* _Instructions for the task_
Print the entries below in their entirety, exactly as they are written.

Data excerpts

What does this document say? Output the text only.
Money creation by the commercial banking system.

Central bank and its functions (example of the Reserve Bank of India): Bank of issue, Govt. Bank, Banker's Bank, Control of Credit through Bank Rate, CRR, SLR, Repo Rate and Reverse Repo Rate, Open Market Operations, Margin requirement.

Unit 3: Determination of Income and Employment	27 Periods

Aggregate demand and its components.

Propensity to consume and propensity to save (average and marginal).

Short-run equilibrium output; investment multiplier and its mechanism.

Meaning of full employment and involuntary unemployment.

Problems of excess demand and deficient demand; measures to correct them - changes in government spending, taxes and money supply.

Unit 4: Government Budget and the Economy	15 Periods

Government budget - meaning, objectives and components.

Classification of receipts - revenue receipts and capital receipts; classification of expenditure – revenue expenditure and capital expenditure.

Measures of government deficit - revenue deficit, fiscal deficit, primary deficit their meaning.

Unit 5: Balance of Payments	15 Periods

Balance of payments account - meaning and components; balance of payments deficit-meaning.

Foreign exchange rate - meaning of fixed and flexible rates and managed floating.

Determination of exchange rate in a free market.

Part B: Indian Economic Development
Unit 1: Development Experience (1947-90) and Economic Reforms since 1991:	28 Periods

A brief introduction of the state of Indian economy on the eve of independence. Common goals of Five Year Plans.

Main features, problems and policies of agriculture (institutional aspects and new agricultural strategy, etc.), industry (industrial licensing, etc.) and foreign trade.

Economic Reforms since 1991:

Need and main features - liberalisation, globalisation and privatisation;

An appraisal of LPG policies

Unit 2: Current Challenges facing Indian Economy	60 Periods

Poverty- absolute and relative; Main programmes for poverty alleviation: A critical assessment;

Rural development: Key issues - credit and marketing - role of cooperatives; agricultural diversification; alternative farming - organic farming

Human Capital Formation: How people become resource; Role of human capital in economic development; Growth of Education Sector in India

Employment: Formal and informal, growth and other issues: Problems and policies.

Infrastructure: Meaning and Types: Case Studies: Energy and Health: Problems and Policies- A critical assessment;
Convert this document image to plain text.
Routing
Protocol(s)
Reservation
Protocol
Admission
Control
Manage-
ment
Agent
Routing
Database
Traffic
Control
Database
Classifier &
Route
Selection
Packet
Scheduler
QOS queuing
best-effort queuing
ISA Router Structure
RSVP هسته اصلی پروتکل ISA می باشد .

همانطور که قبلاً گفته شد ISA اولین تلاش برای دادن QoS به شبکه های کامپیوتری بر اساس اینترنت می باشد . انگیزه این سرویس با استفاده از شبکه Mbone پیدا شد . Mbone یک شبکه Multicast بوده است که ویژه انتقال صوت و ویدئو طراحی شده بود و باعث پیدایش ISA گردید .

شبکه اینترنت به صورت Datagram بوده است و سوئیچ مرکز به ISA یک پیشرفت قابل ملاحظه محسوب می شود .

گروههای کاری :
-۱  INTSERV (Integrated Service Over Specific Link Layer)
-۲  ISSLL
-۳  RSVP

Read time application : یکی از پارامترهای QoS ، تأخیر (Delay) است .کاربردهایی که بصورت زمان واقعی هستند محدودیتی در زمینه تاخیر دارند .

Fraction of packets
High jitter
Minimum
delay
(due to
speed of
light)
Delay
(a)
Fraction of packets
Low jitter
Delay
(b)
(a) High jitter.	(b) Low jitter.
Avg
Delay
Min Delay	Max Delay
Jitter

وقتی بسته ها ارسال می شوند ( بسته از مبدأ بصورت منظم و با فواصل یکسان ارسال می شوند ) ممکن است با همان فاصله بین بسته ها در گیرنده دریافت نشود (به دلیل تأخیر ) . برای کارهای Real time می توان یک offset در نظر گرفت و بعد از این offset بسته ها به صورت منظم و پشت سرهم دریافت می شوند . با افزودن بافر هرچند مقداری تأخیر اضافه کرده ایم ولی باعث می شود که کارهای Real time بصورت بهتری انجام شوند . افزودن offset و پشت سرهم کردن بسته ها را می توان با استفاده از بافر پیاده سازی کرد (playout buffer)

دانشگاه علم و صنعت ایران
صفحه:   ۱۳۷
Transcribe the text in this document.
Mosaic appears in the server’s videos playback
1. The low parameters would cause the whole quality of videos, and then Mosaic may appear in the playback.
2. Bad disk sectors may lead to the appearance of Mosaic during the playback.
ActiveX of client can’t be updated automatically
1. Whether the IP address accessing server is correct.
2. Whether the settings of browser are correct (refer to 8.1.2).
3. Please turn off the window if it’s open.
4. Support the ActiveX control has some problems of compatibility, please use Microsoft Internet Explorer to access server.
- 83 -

* _Result for this exercise_
What does this document say? Output the text only.
Money creation by the commercial banking system.

Central bank and its functions (example of the Reserve Bank of India): Bank of issue, Govt. Bank, Banker's Bank, Control of Credit through Bank Rate, CRR, SLR, Repo Rate and Reverse Repo Rate, Open Market Operations, Margin requirement.

Unit 3: Determination of Income and Employment	27 Periods

Aggregate demand and its components.

Propensity to consume and propensity to save (average and marginal).

Short-run equilibrium output; investment multiplier and its mechanism.

Meaning of full employment and involuntary unemployment.

Problems of excess demand and deficient demand; measures to correct them - changes in government spending, taxes and money supply.

Unit 4: Government Budget and the Economy	15 Periods

Government budget - meaning, objectives and components.

Classification of receipts - revenue receipts and capital receipts; classification of expenditure – revenue expenditure and capital expenditure.

Measures of government deficit - revenue deficit, fiscal deficit, primary deficit their meaning.

Unit 5: Balance of Payments	15 Periods

Balance of payments account - meaning and components; balance of payments deficit-meaning.

Foreign exchange rate - meaning of fixed and flexible rates and managed floating.

Determination of exchange rate in a free market.

Part B: Indian Economic Development
Unit 1: Development Experience (1947-90) and Economic Reforms since 1991:	28 Periods

A brief introduction of the state of Indian economy on the eve of independence. Common goals of Five Year Plans.

Main features, problems and policies of agriculture (institutional aspects and new agricultural strategy, etc.), industry (industrial licensing, etc.) and foreign trade.

Economic Reforms since 1991:

Need and main features - liberalisation, globalisation and privatisation;

An appraisal of LPG policies

Unit 2: Current Challenges facing Indian Economy	60 Periods

Poverty- absolute and relative; Main programmes for poverty alleviation: A critical assessment;

Rural development: Key issues - credit and marketing - role of cooperatives; agricultural diversification; alternative farming - organic farming

Human Capital Formation: How people become resource; Role of human capital in economic development; Growth of Education Sector in India

Employment: Formal and informal, growth and other issues: Problems and policies.

Infrastructure: Meaning and Types: Case Studies: Energy and Health: Problems and Policies- A critical assessment;
Convert this document image to plain text.
Routing
Protocol(s)
Reservation
Protocol
Admission
Control
Manage-
ment
Agent
Routing
Database
Traffic
Control
Database
Classifier &
Route
Selection
Packet
Scheduler
QOS queuing
best-effort queuing
ISA Router Structure
RSVP هسته اصلی پروتکل ISA می باشد .

همانطور که قبلاً گفته شد ISA اولین تلاش برای دادن QoS به شبکه های کامپیوتری بر اساس اینترنت می باشد . انگیزه این سرویس با استفاده از شبکه Mbone پیدا شد . Mbone یک شبکه Multicast بوده است که ویژه انتقال صوت و ویدئو طراحی شده بود و باعث پیدایش ISA گردید .

شبکه اینترنت به صورت Datagram بوده است و سوئیچ مرکز به ISA یک پیشرفت قابل ملاحظه محسوب می شود .

گروههای کاری :
-۱  INTSERV (Integrated Service Over Specific Link Layer)
-۲  ISSLL
-۳  RSVP

Read time application : یکی از پارامترهای QoS ، تأخیر (Delay) است .کاربردهایی که بصورت زمان واقعی هستند محدودیتی در زمینه تاخیر دارند .

Fraction of packets
High jitter
Minimum
delay
(due to
speed of
light)
Delay
(a)
Fraction of packets
Low jitter
Delay
(b)
(a) High jitter.	(b) Low jitter.
Avg
Delay
Min Delay	Max Delay
Jitter

وقتی بسته ها ارسال می شوند ( بسته از مبدأ بصورت منظم و با فواصل یکسان ارسال می شوند ) ممکن است با همان فاصله بین بسته ها در گیرنده دریافت نشود (به دلیل تأخیر ) . برای کارهای Real time می توان یک offset در نظر گرفت و بعد از این offset بسته ها به صورت منظم و پشت سرهم دریافت می شوند . با افزودن بافر هرچند مقداری تأخیر اضافه کرده ایم ولی باعث می شود که کارهای Real time بصورت بهتری انجام شوند . افزودن offset و پشت سرهم کردن بسته ها را می توان با استفاده از بافر پیاده سازی کرد (playout buffer)

دانشگاه علم و صنعت ایران
صفحه:   ۱۳۷
Transcribe the text in this document.
Mosaic appears in the server’s videos playback
1. The low parameters would cause the whole quality of videos, and then Mosaic may appear in the playback.
2. Bad disk sectors may lead to the appearance of Mosaic during the playback.
ActiveX of client can’t be updated automatically
1. Whether the IP address accessing server is correct.
2. Whether the settings of browser are correct (refer to 8.1.2).
3. Please turn off the window if it’s open.
4. Support the ActiveX control has some problems of compatibility, please use Microsoft Internet Explorer to access server.
- 83 -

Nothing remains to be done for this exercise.